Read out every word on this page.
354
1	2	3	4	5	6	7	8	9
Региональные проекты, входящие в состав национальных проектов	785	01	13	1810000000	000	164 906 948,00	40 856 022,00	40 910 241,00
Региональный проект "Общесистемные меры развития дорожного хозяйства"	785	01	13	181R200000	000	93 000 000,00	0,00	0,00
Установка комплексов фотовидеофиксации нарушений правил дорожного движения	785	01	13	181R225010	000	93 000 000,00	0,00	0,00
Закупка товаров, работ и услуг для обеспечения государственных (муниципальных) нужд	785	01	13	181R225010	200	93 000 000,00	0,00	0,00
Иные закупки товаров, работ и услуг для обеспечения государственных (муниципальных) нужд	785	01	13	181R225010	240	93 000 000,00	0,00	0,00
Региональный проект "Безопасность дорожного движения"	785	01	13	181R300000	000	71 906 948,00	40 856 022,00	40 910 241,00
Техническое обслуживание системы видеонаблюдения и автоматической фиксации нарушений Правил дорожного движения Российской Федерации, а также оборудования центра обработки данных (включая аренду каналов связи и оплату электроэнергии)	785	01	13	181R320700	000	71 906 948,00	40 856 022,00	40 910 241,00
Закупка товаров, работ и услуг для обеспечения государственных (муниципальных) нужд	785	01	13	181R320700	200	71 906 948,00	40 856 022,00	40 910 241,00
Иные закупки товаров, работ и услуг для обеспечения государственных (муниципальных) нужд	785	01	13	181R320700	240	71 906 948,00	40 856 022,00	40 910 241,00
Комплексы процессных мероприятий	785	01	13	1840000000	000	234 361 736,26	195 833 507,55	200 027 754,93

Description of the task: Using the data above, return each line exactly as written.

Answer:
Read out every word on this page.
354
1	2	3	4	5	6	7	8	9
Региональные проекты, входящие в состав национальных проектов	785	01	13	1810000000	000	164 906 948,00	40 856 022,00	40 910 241,00
Региональный проект "Общесистемные меры развития дорожного хозяйства"	785	01	13	181R200000	000	93 000 000,00	0,00	0,00
Установка комплексов фотовидеофиксации нарушений правил дорожного движения	785	01	13	181R225010	000	93 000 000,00	0,00	0,00
Закупка товаров, работ и услуг для обеспечения государственных (муниципальных) нужд	785	01	13	181R225010	200	93 000 000,00	0,00	0,00
Иные закупки товаров, работ и услуг для обеспечения государственных (муниципальных) нужд	785	01	13	181R225010	240	93 000 000,00	0,00	0,00
Региональный проект "Безопасность дорожного движения"	785	01	13	181R300000	000	71 906 948,00	40 856 022,00	40 910 241,00
Техническое обслуживание системы видеонаблюдения и автоматической фиксации нарушений Правил дорожного движения Российской Федерации, а также оборудования центра обработки данных (включая аренду каналов связи и оплату электроэнергии)	785	01	13	181R320700	000	71 906 948,00	40 856 022,00	40 910 241,00
Закупка товаров, работ и услуг для обеспечения государственных (муниципальных) нужд	785	01	13	181R320700	200	71 906 948,00	40 856 022,00	40 910 241,00
Иные закупки товаров, работ и услуг для обеспечения государственных (муниципальных) нужд	785	01	13	181R320700	240	71 906 948,00	40 856 022,00	40 910 241,00
Комплексы процессных мероприятий	785	01	13	1840000000	000	234 361 736,26	195 833 507,55	200 027 754,93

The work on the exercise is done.